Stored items
** start **
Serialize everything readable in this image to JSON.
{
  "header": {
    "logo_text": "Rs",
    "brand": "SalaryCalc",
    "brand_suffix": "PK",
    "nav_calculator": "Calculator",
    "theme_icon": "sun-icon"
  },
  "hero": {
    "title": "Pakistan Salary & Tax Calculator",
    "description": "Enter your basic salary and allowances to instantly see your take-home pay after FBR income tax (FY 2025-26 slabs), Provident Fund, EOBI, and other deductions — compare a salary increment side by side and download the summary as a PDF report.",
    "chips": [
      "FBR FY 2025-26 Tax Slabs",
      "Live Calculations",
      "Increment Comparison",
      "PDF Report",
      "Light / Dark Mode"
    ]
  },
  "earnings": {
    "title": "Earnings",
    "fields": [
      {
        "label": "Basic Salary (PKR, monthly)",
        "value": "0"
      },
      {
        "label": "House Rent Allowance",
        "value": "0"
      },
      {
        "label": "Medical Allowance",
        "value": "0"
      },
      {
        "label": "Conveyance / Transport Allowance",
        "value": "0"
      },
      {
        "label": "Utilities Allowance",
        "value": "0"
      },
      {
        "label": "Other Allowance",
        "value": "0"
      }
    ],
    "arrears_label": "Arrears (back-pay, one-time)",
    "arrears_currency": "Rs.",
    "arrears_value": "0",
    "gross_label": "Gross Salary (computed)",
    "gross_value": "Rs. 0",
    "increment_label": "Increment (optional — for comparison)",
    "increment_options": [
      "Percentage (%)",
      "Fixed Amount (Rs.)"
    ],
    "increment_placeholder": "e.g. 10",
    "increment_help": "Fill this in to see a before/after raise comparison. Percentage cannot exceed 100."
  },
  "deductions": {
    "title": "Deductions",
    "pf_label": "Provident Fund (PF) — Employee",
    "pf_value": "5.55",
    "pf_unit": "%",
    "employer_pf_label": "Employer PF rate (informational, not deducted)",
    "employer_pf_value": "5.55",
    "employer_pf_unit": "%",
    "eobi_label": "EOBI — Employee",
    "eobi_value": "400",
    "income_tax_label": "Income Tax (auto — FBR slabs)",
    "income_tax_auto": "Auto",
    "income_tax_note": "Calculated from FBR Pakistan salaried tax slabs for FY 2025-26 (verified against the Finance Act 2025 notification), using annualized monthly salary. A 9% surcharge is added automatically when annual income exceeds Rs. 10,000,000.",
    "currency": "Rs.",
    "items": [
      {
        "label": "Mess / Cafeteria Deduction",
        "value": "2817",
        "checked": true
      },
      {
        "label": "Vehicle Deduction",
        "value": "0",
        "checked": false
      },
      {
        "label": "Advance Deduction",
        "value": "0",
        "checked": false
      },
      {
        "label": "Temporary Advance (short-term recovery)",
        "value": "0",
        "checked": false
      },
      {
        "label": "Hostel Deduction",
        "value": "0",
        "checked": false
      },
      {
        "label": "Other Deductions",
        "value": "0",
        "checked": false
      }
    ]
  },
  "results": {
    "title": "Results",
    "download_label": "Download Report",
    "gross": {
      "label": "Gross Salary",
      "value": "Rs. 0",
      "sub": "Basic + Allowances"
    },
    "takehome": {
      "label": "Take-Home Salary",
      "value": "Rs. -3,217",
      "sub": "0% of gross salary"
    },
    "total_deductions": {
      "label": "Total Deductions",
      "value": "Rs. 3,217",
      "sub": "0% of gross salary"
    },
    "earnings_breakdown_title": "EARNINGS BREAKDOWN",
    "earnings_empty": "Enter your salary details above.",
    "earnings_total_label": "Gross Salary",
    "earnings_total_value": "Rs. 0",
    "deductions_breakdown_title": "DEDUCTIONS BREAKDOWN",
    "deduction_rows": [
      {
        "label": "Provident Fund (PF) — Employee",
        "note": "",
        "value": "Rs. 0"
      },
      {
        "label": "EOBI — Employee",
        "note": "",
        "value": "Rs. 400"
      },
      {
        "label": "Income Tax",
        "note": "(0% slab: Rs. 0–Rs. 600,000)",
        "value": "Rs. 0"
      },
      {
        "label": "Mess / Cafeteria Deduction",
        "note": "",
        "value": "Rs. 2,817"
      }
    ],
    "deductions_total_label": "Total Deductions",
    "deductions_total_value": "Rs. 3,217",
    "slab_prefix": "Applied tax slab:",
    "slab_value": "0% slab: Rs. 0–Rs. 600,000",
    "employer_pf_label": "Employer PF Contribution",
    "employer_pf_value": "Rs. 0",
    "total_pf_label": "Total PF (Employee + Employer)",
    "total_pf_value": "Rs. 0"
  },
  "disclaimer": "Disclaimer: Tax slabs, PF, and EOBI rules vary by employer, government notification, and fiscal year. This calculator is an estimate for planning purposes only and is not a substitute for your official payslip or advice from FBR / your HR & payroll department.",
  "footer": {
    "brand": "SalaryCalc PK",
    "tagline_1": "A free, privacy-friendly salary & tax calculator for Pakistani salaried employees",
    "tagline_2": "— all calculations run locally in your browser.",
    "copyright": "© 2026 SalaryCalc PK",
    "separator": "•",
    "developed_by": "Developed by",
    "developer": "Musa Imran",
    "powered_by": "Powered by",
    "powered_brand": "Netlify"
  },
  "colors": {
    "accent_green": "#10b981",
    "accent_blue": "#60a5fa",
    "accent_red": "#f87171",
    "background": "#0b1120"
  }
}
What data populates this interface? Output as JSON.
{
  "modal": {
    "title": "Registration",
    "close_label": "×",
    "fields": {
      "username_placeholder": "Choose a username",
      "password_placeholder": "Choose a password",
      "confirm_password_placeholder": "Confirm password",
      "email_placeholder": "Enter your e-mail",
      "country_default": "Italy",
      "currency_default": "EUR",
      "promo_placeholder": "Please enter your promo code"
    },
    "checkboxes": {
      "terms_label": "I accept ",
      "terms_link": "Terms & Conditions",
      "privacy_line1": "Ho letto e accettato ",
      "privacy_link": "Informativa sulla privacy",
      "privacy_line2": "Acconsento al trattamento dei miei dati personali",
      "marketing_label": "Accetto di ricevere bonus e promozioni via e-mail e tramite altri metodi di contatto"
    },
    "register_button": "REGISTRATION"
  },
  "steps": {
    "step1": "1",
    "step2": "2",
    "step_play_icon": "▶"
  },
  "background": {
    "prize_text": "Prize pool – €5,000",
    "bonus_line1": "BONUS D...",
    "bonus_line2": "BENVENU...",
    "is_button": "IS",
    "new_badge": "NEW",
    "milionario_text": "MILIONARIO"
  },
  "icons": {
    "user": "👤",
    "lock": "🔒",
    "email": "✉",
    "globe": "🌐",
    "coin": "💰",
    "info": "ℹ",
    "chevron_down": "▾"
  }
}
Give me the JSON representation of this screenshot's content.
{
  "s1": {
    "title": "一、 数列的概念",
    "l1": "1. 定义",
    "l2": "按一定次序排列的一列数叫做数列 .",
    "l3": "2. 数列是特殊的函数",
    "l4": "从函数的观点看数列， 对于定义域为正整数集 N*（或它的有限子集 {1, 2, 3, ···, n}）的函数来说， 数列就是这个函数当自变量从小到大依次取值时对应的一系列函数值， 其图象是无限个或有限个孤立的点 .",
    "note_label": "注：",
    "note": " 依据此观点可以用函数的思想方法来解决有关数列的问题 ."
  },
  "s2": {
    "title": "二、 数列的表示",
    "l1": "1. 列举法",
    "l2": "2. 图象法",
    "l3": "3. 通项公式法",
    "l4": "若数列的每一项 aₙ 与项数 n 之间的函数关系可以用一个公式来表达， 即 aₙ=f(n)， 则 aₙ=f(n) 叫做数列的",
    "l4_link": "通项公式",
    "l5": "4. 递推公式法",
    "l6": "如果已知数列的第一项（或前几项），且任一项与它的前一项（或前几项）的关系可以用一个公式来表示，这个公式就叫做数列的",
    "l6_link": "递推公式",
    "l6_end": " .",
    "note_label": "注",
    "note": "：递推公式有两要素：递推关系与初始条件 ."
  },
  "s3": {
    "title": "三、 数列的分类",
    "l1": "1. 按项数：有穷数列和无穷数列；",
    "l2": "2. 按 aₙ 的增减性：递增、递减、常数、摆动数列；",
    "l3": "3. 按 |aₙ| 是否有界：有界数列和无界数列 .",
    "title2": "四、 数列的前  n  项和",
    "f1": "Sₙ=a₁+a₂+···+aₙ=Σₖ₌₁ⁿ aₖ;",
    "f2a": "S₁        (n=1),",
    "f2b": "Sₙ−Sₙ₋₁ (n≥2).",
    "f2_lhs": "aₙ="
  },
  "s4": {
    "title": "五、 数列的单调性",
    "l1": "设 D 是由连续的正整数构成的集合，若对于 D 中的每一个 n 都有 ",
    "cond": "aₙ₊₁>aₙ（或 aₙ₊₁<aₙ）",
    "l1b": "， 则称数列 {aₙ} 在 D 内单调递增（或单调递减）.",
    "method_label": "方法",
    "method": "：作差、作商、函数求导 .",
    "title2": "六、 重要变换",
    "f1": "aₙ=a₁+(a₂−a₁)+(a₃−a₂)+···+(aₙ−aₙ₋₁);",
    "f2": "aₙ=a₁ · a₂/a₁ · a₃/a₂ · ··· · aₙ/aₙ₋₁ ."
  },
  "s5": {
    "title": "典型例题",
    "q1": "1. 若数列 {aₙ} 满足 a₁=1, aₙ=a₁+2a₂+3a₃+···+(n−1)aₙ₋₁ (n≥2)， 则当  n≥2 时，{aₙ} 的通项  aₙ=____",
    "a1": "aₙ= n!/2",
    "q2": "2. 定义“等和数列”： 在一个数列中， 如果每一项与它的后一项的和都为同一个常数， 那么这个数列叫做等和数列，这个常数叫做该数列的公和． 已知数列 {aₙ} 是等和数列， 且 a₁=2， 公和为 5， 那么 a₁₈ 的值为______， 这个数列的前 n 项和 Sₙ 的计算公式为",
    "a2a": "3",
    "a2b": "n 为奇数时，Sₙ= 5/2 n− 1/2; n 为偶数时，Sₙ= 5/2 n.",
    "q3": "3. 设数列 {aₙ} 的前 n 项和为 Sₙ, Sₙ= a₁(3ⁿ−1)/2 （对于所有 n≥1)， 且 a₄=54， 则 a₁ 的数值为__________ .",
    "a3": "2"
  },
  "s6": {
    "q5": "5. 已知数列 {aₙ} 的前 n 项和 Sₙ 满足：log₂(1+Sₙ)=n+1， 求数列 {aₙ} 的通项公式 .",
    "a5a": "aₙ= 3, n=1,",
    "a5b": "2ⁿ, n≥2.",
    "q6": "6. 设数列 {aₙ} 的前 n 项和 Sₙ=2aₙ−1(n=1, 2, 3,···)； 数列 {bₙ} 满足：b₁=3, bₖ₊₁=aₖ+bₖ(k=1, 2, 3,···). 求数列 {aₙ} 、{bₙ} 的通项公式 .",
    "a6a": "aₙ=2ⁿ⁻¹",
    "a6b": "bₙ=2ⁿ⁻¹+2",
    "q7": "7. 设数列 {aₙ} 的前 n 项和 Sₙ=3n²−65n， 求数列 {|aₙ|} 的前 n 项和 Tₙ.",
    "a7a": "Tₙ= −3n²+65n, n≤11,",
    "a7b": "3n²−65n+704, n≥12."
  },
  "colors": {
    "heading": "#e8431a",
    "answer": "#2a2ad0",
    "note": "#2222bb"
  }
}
** end **
[Objective]
Of the lines in the entries above, how many include "Provident"? Only the number should be given.

[Worked answer]
3